Output every record word for word.
*-*-*
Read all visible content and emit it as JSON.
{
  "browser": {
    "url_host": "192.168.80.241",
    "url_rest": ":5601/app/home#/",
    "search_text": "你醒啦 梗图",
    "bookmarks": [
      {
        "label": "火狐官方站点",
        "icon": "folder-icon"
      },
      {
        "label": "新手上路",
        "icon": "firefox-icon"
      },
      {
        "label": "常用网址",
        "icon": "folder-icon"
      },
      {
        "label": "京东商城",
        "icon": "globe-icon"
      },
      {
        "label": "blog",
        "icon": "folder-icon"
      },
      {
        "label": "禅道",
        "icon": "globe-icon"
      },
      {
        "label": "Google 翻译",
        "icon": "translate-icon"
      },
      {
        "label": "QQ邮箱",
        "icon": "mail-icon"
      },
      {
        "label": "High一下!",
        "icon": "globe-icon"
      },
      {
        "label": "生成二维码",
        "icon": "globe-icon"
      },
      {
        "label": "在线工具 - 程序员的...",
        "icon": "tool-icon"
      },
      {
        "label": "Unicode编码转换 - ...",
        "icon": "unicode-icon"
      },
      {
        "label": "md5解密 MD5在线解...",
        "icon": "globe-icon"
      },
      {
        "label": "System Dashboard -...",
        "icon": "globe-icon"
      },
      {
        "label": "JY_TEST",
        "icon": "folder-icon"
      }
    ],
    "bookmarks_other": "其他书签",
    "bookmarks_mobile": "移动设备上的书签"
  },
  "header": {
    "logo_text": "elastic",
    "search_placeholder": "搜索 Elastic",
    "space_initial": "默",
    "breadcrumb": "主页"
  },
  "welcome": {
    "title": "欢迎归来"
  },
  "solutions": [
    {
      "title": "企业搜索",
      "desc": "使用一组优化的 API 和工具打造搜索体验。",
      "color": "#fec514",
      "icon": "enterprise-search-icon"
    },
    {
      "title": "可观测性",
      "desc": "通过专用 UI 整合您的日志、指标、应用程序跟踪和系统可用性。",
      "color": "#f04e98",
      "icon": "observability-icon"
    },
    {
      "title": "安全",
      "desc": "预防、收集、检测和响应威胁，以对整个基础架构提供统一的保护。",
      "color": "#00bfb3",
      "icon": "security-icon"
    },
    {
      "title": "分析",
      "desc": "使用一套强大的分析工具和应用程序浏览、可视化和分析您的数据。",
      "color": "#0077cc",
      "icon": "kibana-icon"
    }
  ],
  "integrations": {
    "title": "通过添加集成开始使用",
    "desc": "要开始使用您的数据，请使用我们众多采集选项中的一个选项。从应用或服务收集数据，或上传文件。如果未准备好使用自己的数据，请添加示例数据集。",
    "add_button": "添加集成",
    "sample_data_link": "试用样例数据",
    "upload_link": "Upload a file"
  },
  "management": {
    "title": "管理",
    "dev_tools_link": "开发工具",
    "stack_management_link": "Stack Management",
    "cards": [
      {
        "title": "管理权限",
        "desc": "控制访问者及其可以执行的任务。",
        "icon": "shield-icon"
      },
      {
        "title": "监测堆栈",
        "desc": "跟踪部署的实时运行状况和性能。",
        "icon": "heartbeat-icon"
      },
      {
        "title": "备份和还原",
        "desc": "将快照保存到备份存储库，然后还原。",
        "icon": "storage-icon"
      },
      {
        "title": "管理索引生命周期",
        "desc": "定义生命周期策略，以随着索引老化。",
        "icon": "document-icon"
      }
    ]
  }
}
*-*-*
**SOLUTION TO THIS TASK:**
Read all visible content and emit it as JSON.
{
  "browser": {
    "url_host": "192.168.80.241",
    "url_rest": ":5601/app/home#/",
    "search_text": "你醒啦 梗图",
    "bookmarks": [
      {
        "label": "火狐官方站点",
        "icon": "folder-icon"
      },
      {
        "label": "新手上路",
        "icon": "firefox-icon"
      },
      {
        "label": "常用网址",
        "icon": "folder-icon"
      },
      {
        "label": "京东商城",
        "icon": "globe-icon"
      },
      {
        "label": "blog",
        "icon": "folder-icon"
      },
      {
        "label": "禅道",
        "icon": "globe-icon"
      },
      {
        "label": "Google 翻译",
        "icon": "translate-icon"
      },
      {
        "label": "QQ邮箱",
        "icon": "mail-icon"
      },
      {
        "label": "High一下!",
        "icon": "globe-icon"
      },
      {
        "label": "生成二维码",
        "icon": "globe-icon"
      },
      {
        "label": "在线工具 - 程序员的...",
        "icon": "tool-icon"
      },
      {
        "label": "Unicode编码转换 - ...",
        "icon": "unicode-icon"
      },
      {
        "label": "md5解密 MD5在线解...",
        "icon": "globe-icon"
      },
      {
        "label": "System Dashboard -...",
        "icon": "globe-icon"
      },
      {
        "label": "JY_TEST",
        "icon": "folder-icon"
      }
    ],
    "bookmarks_other": "其他书签",
    "bookmarks_mobile": "移动设备上的书签"
  },
  "header": {
    "logo_text": "elastic",
    "search_placeholder": "搜索 Elastic",
    "space_initial": "默",
    "breadcrumb": "主页"
  },
  "welcome": {
    "title": "欢迎归来"
  },
  "solutions": [
    {
      "title": "企业搜索",
      "desc": "使用一组优化的 API 和工具打造搜索体验。",
      "color": "#fec514",
      "icon": "enterprise-search-icon"
    },
    {
      "title": "可观测性",
      "desc": "通过专用 UI 整合您的日志、指标、应用程序跟踪和系统可用性。",
      "color": "#f04e98",
      "icon": "observability-icon"
    },
    {
      "title": "安全",
      "desc": "预防、收集、检测和响应威胁，以对整个基础架构提供统一的保护。",
      "color": "#00bfb3",
      "icon": "security-icon"
    },
    {
      "title": "分析",
      "desc": "使用一套强大的分析工具和应用程序浏览、可视化和分析您的数据。",
      "color": "#0077cc",
      "icon": "kibana-icon"
    }
  ],
  "integrations": {
    "title": "通过添加集成开始使用",
    "desc": "要开始使用您的数据，请使用我们众多采集选项中的一个选项。从应用或服务收集数据，或上传文件。如果未准备好使用自己的数据，请添加示例数据集。",
    "add_button": "添加集成",
    "sample_data_link": "试用样例数据",
    "upload_link": "Upload a file"
  },
  "management": {
    "title": "管理",
    "dev_tools_link": "开发工具",
    "stack_management_link": "Stack Management",
    "cards": [
      {
        "title": "管理权限",
        "desc": "控制访问者及其可以执行的任务。",
        "icon": "shield-icon"
      },
      {
        "title": "监测堆栈",
        "desc": "跟踪部署的实时运行状况和性能。",
        "icon": "heartbeat-icon"
      },
      {
        "title": "备份和还原",
        "desc": "将快照保存到备份存储库，然后还原。",
        "icon": "storage-icon"
      },
      {
        "title": "管理索引生命周期",
        "desc": "定义生命周期策略，以随着索引老化。",
        "icon": "document-icon"
      }
    ]
  }
}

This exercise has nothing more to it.